[Written task]: Check every line of the entries that follow, and copy the ones containing "Structure".

[Source records]:
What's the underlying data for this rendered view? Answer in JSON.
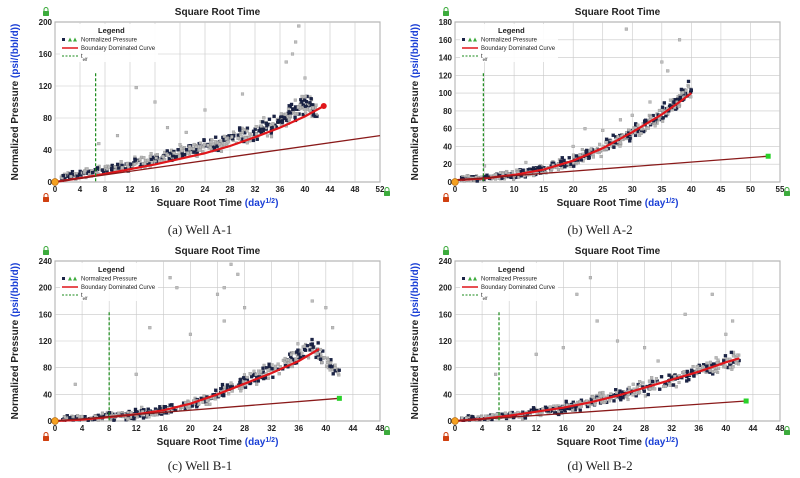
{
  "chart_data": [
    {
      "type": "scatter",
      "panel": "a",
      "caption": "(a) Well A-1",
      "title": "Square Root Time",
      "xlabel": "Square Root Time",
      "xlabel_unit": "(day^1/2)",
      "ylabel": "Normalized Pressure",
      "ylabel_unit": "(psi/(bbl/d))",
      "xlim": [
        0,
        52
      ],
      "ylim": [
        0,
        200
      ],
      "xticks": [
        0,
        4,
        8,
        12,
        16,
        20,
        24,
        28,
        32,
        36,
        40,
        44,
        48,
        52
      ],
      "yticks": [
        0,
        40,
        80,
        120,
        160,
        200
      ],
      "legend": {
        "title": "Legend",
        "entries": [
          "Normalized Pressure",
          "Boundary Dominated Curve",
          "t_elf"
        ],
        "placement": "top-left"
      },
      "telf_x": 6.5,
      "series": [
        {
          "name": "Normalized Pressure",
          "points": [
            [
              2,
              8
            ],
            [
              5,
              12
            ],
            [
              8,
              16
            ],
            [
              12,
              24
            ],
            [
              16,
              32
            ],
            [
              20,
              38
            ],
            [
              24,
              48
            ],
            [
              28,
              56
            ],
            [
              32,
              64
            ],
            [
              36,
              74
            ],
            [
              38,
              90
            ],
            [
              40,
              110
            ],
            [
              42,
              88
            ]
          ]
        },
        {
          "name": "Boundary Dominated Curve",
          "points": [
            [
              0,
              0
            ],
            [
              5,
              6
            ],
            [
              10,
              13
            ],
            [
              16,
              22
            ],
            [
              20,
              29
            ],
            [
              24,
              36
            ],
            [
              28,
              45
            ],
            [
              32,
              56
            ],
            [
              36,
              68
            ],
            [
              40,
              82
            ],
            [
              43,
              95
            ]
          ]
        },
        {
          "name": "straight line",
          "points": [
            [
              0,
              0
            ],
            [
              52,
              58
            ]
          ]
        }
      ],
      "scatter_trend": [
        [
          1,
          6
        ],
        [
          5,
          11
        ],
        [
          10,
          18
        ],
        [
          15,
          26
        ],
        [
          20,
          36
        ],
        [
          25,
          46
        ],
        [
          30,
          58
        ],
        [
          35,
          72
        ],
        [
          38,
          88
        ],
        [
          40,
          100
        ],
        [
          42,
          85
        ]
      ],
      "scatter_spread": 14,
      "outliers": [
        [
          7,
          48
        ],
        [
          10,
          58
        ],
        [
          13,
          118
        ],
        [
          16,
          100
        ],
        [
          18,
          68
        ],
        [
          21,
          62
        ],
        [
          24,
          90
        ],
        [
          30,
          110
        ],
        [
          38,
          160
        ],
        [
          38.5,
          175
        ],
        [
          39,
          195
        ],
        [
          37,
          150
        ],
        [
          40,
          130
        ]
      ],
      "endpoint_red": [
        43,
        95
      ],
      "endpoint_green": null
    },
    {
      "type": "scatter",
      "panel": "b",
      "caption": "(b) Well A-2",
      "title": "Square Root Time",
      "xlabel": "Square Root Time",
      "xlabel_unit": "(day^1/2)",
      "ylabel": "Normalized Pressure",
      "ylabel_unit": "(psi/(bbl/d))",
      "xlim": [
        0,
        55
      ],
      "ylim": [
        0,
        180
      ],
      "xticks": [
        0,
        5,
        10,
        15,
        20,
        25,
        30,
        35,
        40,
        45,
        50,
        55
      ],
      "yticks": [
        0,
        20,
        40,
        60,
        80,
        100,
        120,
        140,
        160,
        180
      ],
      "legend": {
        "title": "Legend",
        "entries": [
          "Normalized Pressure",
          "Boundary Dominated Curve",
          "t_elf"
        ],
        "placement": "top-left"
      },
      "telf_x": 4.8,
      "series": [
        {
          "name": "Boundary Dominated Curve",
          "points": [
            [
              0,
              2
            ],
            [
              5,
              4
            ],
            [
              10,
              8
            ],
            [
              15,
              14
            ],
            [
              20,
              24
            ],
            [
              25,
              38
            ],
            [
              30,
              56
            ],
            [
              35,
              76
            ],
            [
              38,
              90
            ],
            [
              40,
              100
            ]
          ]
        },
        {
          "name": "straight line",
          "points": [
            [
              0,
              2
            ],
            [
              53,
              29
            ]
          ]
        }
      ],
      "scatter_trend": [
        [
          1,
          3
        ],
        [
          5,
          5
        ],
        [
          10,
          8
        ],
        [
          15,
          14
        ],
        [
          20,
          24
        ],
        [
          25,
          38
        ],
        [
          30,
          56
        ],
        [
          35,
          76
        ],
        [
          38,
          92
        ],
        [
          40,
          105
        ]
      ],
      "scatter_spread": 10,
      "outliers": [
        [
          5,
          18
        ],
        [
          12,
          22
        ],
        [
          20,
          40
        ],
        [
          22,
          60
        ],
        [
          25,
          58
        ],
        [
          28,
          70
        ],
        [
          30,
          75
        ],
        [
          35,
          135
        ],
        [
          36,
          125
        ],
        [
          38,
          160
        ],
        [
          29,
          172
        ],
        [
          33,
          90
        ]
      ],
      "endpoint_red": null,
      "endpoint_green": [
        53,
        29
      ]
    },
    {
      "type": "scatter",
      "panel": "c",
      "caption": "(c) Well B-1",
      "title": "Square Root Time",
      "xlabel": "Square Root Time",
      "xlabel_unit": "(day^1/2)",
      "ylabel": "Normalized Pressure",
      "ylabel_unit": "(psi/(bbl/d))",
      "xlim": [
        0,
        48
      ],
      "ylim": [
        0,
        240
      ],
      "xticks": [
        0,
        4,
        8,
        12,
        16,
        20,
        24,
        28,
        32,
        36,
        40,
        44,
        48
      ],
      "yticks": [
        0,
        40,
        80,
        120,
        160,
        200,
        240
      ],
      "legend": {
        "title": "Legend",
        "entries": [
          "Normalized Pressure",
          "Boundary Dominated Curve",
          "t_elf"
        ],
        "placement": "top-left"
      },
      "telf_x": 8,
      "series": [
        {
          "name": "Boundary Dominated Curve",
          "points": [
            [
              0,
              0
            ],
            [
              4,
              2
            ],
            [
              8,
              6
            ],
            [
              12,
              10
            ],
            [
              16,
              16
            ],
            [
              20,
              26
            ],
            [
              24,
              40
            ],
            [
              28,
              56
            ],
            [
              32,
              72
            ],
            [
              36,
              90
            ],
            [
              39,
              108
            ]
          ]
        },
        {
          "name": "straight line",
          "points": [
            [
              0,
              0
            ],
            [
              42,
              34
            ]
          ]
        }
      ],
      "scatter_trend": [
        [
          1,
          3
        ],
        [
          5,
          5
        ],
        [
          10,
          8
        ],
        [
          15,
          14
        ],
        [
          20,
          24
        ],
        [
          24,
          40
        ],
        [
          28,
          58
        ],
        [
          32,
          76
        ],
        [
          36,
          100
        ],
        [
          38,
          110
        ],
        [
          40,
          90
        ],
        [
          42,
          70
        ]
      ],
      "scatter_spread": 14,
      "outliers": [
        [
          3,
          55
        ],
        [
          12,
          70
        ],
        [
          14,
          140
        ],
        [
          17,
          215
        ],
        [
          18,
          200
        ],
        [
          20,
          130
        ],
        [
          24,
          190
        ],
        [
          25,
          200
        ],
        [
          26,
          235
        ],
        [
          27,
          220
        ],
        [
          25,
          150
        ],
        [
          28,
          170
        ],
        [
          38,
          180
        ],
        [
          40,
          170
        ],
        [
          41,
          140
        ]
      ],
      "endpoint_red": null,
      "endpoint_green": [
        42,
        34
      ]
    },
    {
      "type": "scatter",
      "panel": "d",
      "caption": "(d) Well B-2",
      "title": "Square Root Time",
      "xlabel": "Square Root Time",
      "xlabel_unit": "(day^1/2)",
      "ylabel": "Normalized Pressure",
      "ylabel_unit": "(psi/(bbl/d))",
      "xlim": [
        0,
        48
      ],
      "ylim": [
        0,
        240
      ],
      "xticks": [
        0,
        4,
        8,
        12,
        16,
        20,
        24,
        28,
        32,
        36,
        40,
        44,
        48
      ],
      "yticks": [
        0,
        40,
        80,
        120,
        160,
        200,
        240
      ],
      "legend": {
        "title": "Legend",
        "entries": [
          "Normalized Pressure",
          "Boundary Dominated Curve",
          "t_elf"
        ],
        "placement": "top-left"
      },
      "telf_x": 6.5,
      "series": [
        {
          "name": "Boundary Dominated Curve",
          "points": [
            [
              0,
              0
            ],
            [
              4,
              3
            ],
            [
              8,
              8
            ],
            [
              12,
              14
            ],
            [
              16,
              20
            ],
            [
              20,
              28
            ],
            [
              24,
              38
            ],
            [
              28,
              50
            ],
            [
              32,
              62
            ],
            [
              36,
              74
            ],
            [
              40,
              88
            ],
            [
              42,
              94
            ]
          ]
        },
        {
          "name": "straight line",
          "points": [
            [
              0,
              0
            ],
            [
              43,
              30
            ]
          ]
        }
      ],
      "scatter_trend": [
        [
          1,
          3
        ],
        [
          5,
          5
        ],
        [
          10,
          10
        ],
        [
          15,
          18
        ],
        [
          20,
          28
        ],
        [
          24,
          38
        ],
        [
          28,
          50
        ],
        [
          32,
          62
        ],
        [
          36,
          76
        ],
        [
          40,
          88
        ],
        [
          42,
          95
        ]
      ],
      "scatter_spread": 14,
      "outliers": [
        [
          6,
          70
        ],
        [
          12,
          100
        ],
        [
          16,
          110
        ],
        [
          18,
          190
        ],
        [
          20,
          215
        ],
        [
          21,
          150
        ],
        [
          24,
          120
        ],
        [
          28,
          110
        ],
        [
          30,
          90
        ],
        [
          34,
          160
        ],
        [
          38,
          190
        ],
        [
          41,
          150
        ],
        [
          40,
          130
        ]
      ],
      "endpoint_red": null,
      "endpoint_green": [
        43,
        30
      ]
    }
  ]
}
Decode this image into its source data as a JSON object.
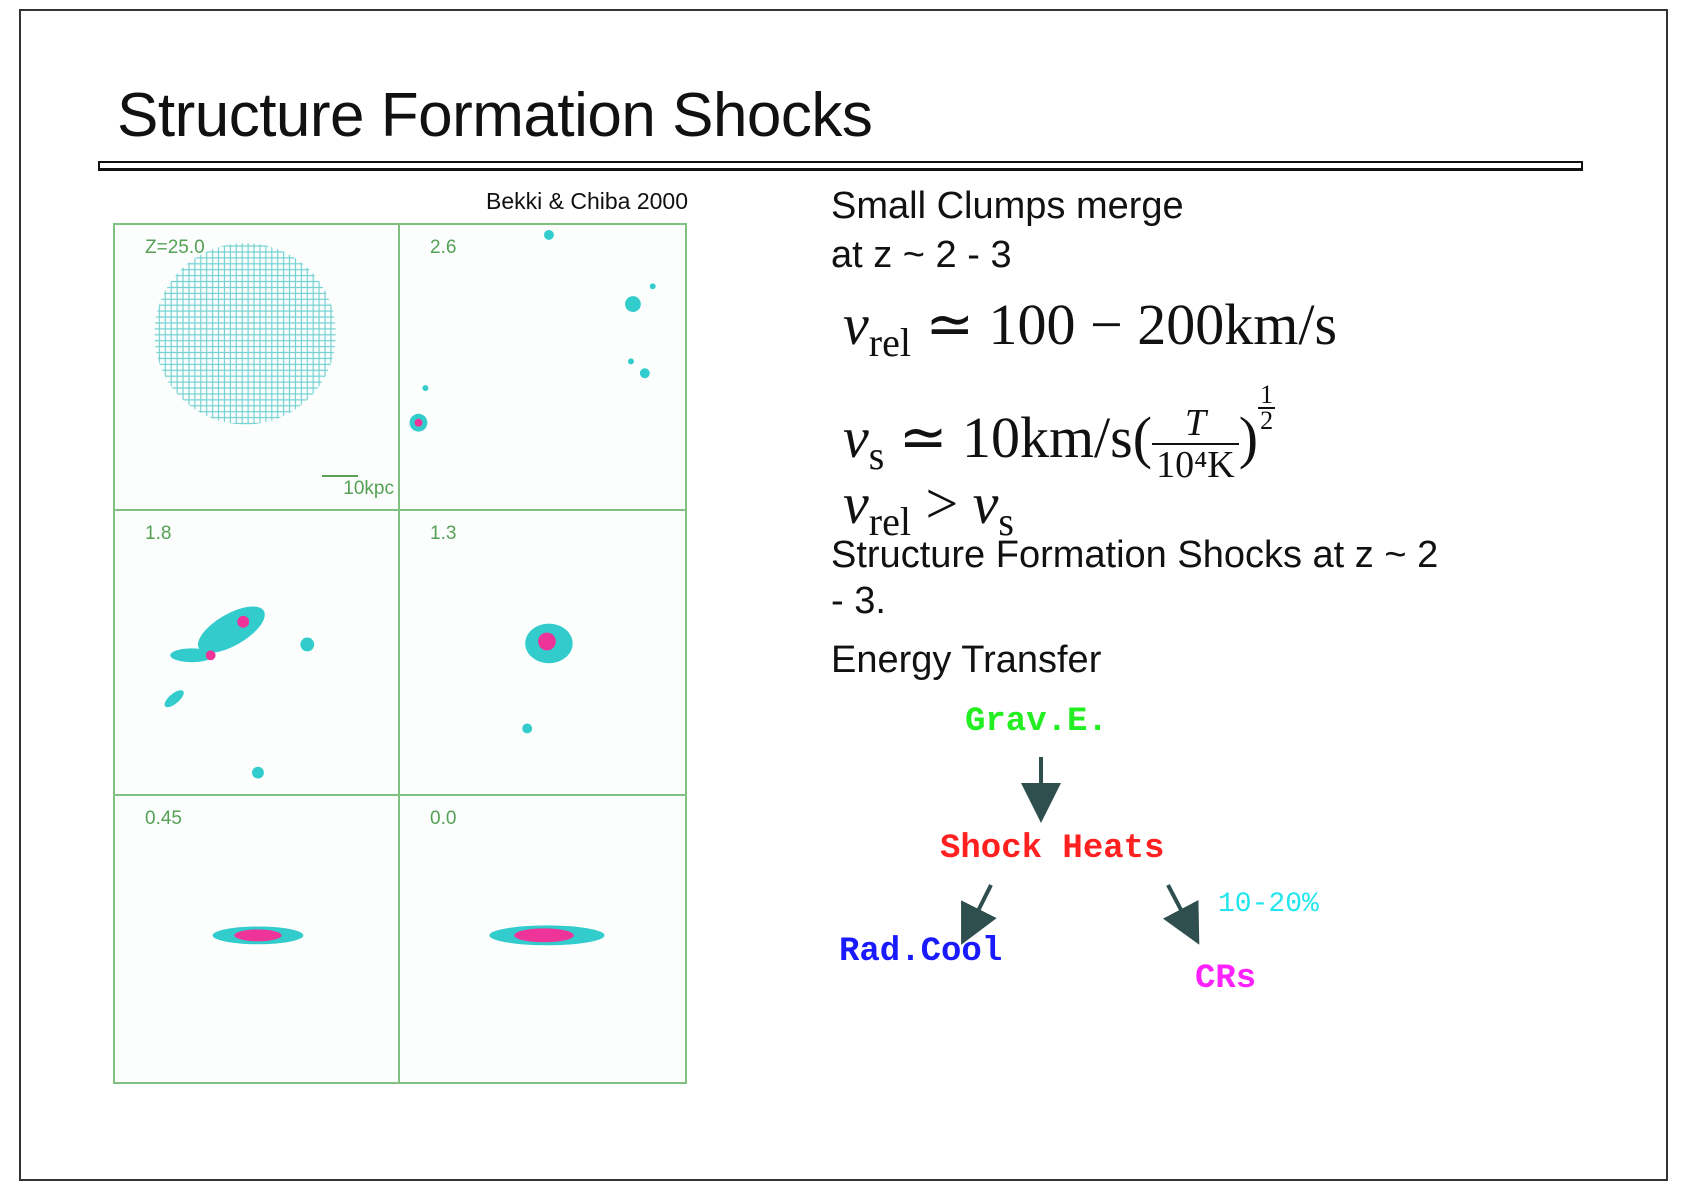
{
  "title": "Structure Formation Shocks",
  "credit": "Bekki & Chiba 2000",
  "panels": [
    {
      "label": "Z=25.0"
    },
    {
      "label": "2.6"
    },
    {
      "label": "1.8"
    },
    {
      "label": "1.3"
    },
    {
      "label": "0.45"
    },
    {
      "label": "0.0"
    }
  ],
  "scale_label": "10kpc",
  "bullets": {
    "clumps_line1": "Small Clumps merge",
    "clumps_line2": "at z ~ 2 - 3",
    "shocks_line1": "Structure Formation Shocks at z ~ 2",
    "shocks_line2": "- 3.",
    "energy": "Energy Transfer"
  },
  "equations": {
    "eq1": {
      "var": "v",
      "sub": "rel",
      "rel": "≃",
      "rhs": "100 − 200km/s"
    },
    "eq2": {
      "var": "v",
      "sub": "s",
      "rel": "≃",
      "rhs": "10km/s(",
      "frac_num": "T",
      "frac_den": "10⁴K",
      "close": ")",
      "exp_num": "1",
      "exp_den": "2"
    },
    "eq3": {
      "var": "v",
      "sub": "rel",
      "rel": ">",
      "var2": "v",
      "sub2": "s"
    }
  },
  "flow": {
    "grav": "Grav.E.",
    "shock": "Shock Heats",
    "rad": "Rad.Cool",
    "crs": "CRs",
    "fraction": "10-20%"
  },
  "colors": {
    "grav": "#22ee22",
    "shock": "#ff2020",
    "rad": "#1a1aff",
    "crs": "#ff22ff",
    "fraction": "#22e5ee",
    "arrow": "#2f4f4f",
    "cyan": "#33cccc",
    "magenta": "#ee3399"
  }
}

[Exercise response]:
  "title": "Structure Formation Shocks",
    "shocks_line1": "Structure Formation Shocks at z ~ 2",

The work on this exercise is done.